DIRECTION: Omit all pictures, then retype the data exactly as given.

Excerpt from a dataset:

━━━━━━━━━━

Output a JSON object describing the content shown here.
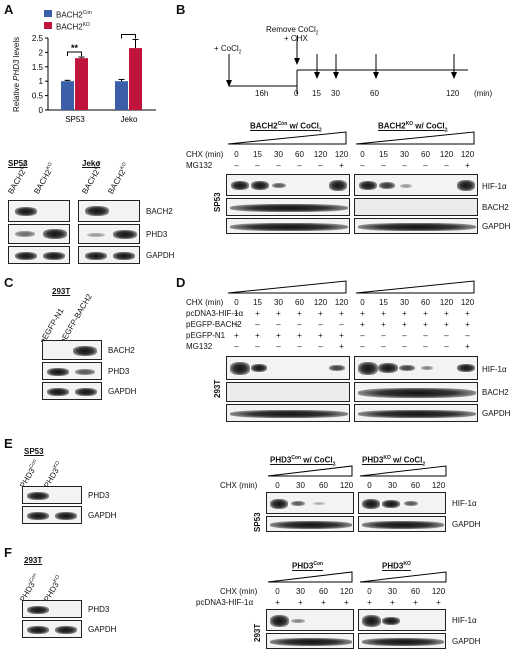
{
  "panels": {
    "A": "A",
    "B": "B",
    "C": "C",
    "D": "D",
    "E": "E",
    "F": "F"
  },
  "panelA": {
    "legend": [
      {
        "label_base": "BACH2",
        "label_sup": "Con",
        "color": "#3b5ea8"
      },
      {
        "label_base": "BACH2",
        "label_sup": "KO",
        "color": "#c0143c"
      }
    ],
    "ylabel_pre": "Relative ",
    "ylabel_ital": "PHD3",
    "ylabel_post": " levels",
    "sig": "**",
    "blot_groups": [
      "SP53",
      "Jeko"
    ],
    "lane_labels": [
      {
        "base": "BACH2",
        "sup": "Con"
      },
      {
        "base": "BACH2",
        "sup": "KO"
      },
      {
        "base": "BACH2",
        "sup": "Con"
      },
      {
        "base": "BACH2",
        "sup": "KO"
      }
    ],
    "rows": [
      "BACH2",
      "PHD3",
      "GAPDH"
    ]
  },
  "chart_data": {
    "type": "bar",
    "categories": [
      "SP53",
      "Jeko"
    ],
    "series": [
      {
        "name": "BACH2Con",
        "values": [
          1.0,
          1.0
        ],
        "errors": [
          0.03,
          0.06
        ]
      },
      {
        "name": "BACH2KO",
        "values": [
          1.8,
          2.15
        ],
        "errors": [
          0.04,
          0.3
        ]
      }
    ],
    "ylim": [
      0,
      2.5
    ],
    "yticks": [
      "0",
      "0.5",
      "1",
      "1.5",
      "2",
      "2.5"
    ],
    "ylabel": "Relative PHD3 levels"
  },
  "panelB": {
    "timeline": {
      "add": "+ CoCl",
      "add_sub": "2",
      "remove": "Remove CoCl",
      "remove_sub": "2",
      "chx": "+ CHX",
      "duration": "16h",
      "times": [
        "0",
        "15",
        "30",
        "60",
        "120"
      ],
      "unit": "(min)"
    },
    "group1": {
      "base": "BACH2",
      "sup": "Con",
      "suffix": " w/ CoCl",
      "sub": "2"
    },
    "group2": {
      "base": "BACH2",
      "sup": "KO",
      "suffix": " w/ CoCl",
      "sub": "2"
    },
    "chx_label": "CHX (min)",
    "chx_values": [
      "0",
      "15",
      "30",
      "60",
      "120",
      "120",
      "0",
      "15",
      "30",
      "60",
      "120",
      "120"
    ],
    "mg_label": "MG132",
    "mg_values": [
      "–",
      "–",
      "–",
      "–",
      "–",
      "+",
      "–",
      "–",
      "–",
      "–",
      "–",
      "+"
    ],
    "cell": "SP53",
    "rows": [
      "HIF-1α",
      "BACH2",
      "GAPDH"
    ]
  },
  "panelC": {
    "cell": "293T",
    "lanes": [
      "pEGFP-N1",
      "pEGFP-BACH2"
    ],
    "rows": [
      "BACH2",
      "PHD3",
      "GAPDH"
    ]
  },
  "panelD": {
    "chx_label": "CHX (min)",
    "chx_values": [
      "0",
      "15",
      "30",
      "60",
      "120",
      "120",
      "0",
      "15",
      "30",
      "60",
      "120",
      "120"
    ],
    "row_labels": [
      "pcDNA3-HIF-1α",
      "pEGFP-BACH2",
      "pEGFP-N1",
      "MG132"
    ],
    "row_values": [
      [
        "+",
        "+",
        "+",
        "+",
        "+",
        "+",
        "+",
        "+",
        "+",
        "+",
        "+",
        "+"
      ],
      [
        "–",
        "–",
        "–",
        "–",
        "–",
        "–",
        "+",
        "+",
        "+",
        "+",
        "+",
        "+"
      ],
      [
        "+",
        "+",
        "+",
        "+",
        "+",
        "+",
        "–",
        "–",
        "–",
        "–",
        "–",
        "–"
      ],
      [
        "–",
        "–",
        "–",
        "–",
        "–",
        "+",
        "–",
        "–",
        "–",
        "–",
        "–",
        "+"
      ]
    ],
    "cell": "293T",
    "rows": [
      "HIF-1α",
      "BACH2",
      "GAPDH"
    ]
  },
  "panelE": {
    "cell": "SP53",
    "lanes": [
      {
        "base": "PHD3",
        "sup": "Con"
      },
      {
        "base": "PHD3",
        "sup": "KO"
      }
    ],
    "left_rows": [
      "PHD3",
      "GAPDH"
    ],
    "group1": {
      "base": "PHD3",
      "sup": "Con",
      "suffix": " w/ CoCl",
      "sub": "2"
    },
    "group2": {
      "base": "PHD3",
      "sup": "KO",
      "suffix": " w/ CoCl",
      "sub": "2"
    },
    "chx_label": "CHX (min)",
    "chx_values": [
      "0",
      "30",
      "60",
      "120",
      "0",
      "30",
      "60",
      "120"
    ],
    "right_cell": "SP53",
    "right_rows": [
      "HIF-1α",
      "GAPDH"
    ]
  },
  "panelF": {
    "cell": "293T",
    "lanes": [
      {
        "base": "PHD3",
        "sup": "Con"
      },
      {
        "base": "PHD3",
        "sup": "KO"
      }
    ],
    "left_rows": [
      "PHD3",
      "GAPDH"
    ],
    "group1": {
      "base": "PHD3",
      "sup": "Con"
    },
    "group2": {
      "base": "PHD3",
      "sup": "KO"
    },
    "chx_label": "CHX (min)",
    "chx_values": [
      "0",
      "30",
      "60",
      "120",
      "0",
      "30",
      "60",
      "120"
    ],
    "plasmid_label": "pcDNA3-HIF-1α",
    "plasmid_values": [
      "+",
      "+",
      "+",
      "+",
      "+",
      "+",
      "+",
      "+"
    ],
    "right_cell": "293T",
    "right_rows": [
      "HIF-1α",
      "GAPDH"
    ]
  }
}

━━━━━━━━━━

SOLVED PROBLEM:
Output a JSON object describing the content shown here.
{
  "panels": {
    "A": "A",
    "B": "B",
    "C": "C",
    "D": "D",
    "E": "E",
    "F": "F"
  },
  "panelA": {
    "legend": [
      {
        "label_base": "BACH2",
        "label_sup": "Con",
        "color": "#3b5ea8"
      },
      {
        "label_base": "BACH2",
        "label_sup": "KO",
        "color": "#c0143c"
      }
    ],
    "ylabel_pre": "Relative ",
    "ylabel_ital": "PHD3",
    "ylabel_post": " levels",
    "sig": "**",
    "blot_groups": [
      "SP53",
      "Jeko"
    ],
    "lane_labels": [
      {
        "base": "BACH2",
        "sup": "Con"
      },
      {
        "base": "BACH2",
        "sup": "KO"
      },
      {
        "base": "BACH2",
        "sup": "Con"
      },
      {
        "base": "BACH2",
        "sup": "KO"
      }
    ],
    "rows": [
      "BACH2",
      "PHD3",
      "GAPDH"
    ]
  },
  "chart_data": {
    "type": "bar",
    "categories": [
      "SP53",
      "Jeko"
    ],
    "series": [
      {
        "name": "BACH2Con",
        "values": [
          1.0,
          1.0
        ],
        "errors": [
          0.03,
          0.06
        ]
      },
      {
        "name": "BACH2KO",
        "values": [
          1.8,
          2.15
        ],
        "errors": [
          0.04,
          0.3
        ]
      }
    ],
    "ylim": [
      0,
      2.5
    ],
    "yticks": [
      "0",
      "0.5",
      "1",
      "1.5",
      "2",
      "2.5"
    ],
    "ylabel": "Relative PHD3 levels"
  },
  "panelB": {
    "timeline": {
      "add": "+ CoCl",
      "add_sub": "2",
      "remove": "Remove CoCl",
      "remove_sub": "2",
      "chx": "+ CHX",
      "duration": "16h",
      "times": [
        "0",
        "15",
        "30",
        "60",
        "120"
      ],
      "unit": "(min)"
    },
    "group1": {
      "base": "BACH2",
      "sup": "Con",
      "suffix": " w/ CoCl",
      "sub": "2"
    },
    "group2": {
      "base": "BACH2",
      "sup": "KO",
      "suffix": " w/ CoCl",
      "sub": "2"
    },
    "chx_label": "CHX (min)",
    "chx_values": [
      "0",
      "15",
      "30",
      "60",
      "120",
      "120",
      "0",
      "15",
      "30",
      "60",
      "120",
      "120"
    ],
    "mg_label": "MG132",
    "mg_values": [
      "–",
      "–",
      "–",
      "–",
      "–",
      "+",
      "–",
      "–",
      "–",
      "–",
      "–",
      "+"
    ],
    "cell": "SP53",
    "rows": [
      "HIF-1α",
      "BACH2",
      "GAPDH"
    ]
  },
  "panelC": {
    "cell": "293T",
    "lanes": [
      "pEGFP-N1",
      "pEGFP-BACH2"
    ],
    "rows": [
      "BACH2",
      "PHD3",
      "GAPDH"
    ]
  },
  "panelD": {
    "chx_label": "CHX (min)",
    "chx_values": [
      "0",
      "15",
      "30",
      "60",
      "120",
      "120",
      "0",
      "15",
      "30",
      "60",
      "120",
      "120"
    ],
    "row_labels": [
      "pcDNA3-HIF-1α",
      "pEGFP-BACH2",
      "pEGFP-N1",
      "MG132"
    ],
    "row_values": [
      [
        "+",
        "+",
        "+",
        "+",
        "+",
        "+",
        "+",
        "+",
        "+",
        "+",
        "+",
        "+"
      ],
      [
        "–",
        "–",
        "–",
        "–",
        "–",
        "–",
        "+",
        "+",
        "+",
        "+",
        "+",
        "+"
      ],
      [
        "+",
        "+",
        "+",
        "+",
        "+",
        "+",
        "–",
        "–",
        "–",
        "–",
        "–",
        "–"
      ],
      [
        "–",
        "–",
        "–",
        "–",
        "–",
        "+",
        "–",
        "–",
        "–",
        "–",
        "–",
        "+"
      ]
    ],
    "cell": "293T",
    "rows": [
      "HIF-1α",
      "BACH2",
      "GAPDH"
    ]
  },
  "panelE": {
    "cell": "SP53",
    "lanes": [
      {
        "base": "PHD3",
        "sup": "Con"
      },
      {
        "base": "PHD3",
        "sup": "KO"
      }
    ],
    "left_rows": [
      "PHD3",
      "GAPDH"
    ],
    "group1": {
      "base": "PHD3",
      "sup": "Con",
      "suffix": " w/ CoCl",
      "sub": "2"
    },
    "group2": {
      "base": "PHD3",
      "sup": "KO",
      "suffix": " w/ CoCl",
      "sub": "2"
    },
    "chx_label": "CHX (min)",
    "chx_values": [
      "0",
      "30",
      "60",
      "120",
      "0",
      "30",
      "60",
      "120"
    ],
    "right_cell": "SP53",
    "right_rows": [
      "HIF-1α",
      "GAPDH"
    ]
  },
  "panelF": {
    "cell": "293T",
    "lanes": [
      {
        "base": "PHD3",
        "sup": "Con"
      },
      {
        "base": "PHD3",
        "sup": "KO"
      }
    ],
    "left_rows": [
      "PHD3",
      "GAPDH"
    ],
    "group1": {
      "base": "PHD3",
      "sup": "Con"
    },
    "group2": {
      "base": "PHD3",
      "sup": "KO"
    },
    "chx_label": "CHX (min)",
    "chx_values": [
      "0",
      "30",
      "60",
      "120",
      "0",
      "30",
      "60",
      "120"
    ],
    "plasmid_label": "pcDNA3-HIF-1α",
    "plasmid_values": [
      "+",
      "+",
      "+",
      "+",
      "+",
      "+",
      "+",
      "+"
    ],
    "right_cell": "293T",
    "right_rows": [
      "HIF-1α",
      "GAPDH"
    ]
  }
}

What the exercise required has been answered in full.